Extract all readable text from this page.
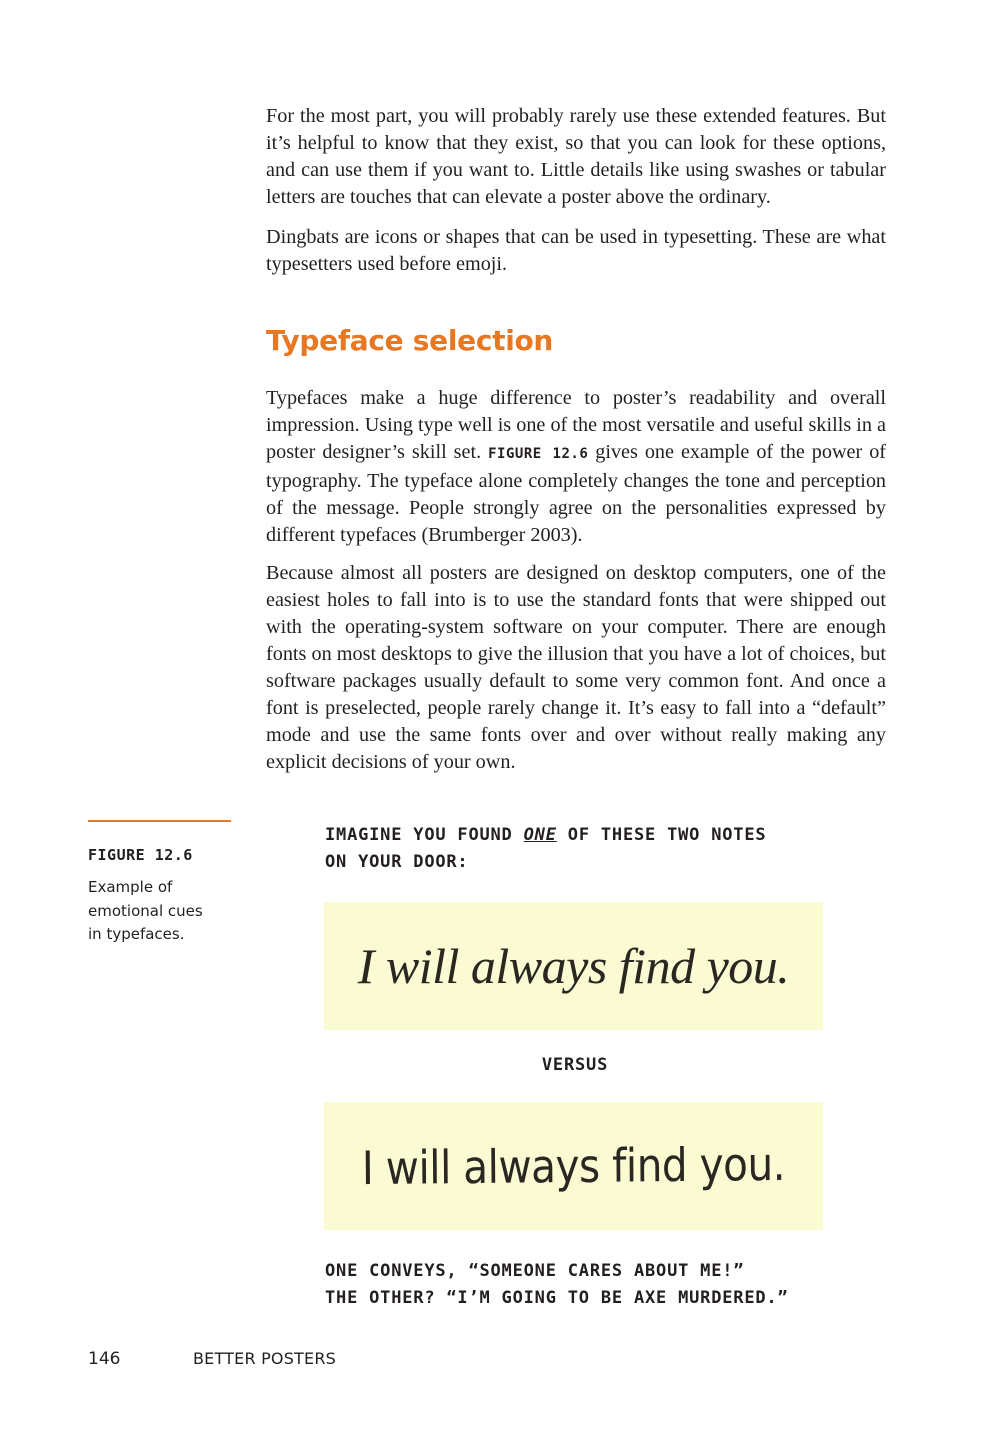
For the most part, you will probably rarely use these extended features. But it’s helpful to know that they exist, so that you can look for these options, and can use them if you want to. Little details like using swashes or tabular letters are touches that can elevate a poster above the ordinary.

Dingbats are icons or shapes that can be used in typesetting. These are what typesetters used before emoji.

Typeface selection

Typefaces make a huge difference to poster’s readability and overall impression. Using type well is one of the most versatile and useful skills in a poster designer’s skill set. FIGURE 12.6 gives one example of the power of typography. The typeface alone completely changes the tone and perception of the message. People strongly agree on the personalities expressed by different typefaces (Brumberger 2003).

Because almost all posters are designed on desktop computers, one of the easiest holes to fall into is to use the standard fonts that were shipped out with the operating-system software on your computer. There are enough fonts on most desktops to give the illusion that you have a lot of choices, but software packages usually default to some very common font. And once a font is preselected, people rarely change it. It’s easy to fall into a “default” mode and use the same fonts over and over without really making any explicit decisions of your own.

FIGURE 12.6
Example of emotional cues in typefaces.
IMAGINE YOU FOUND ONE OF THESE TWO NOTES
ON YOUR DOOR:
I will always find you.
VERSUS
I will always find you.
ONE CONVEYS, “SOMEONE CARES ABOUT ME!”
THE OTHER? “I’M GOING TO BE AXE MURDERED.”
146	BETTER POSTERS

+===+

### STATED PROBLEM
Each line of the material that holds the string "FIGURE" counts once; give the total alone.

### WORKED SOLUTION
2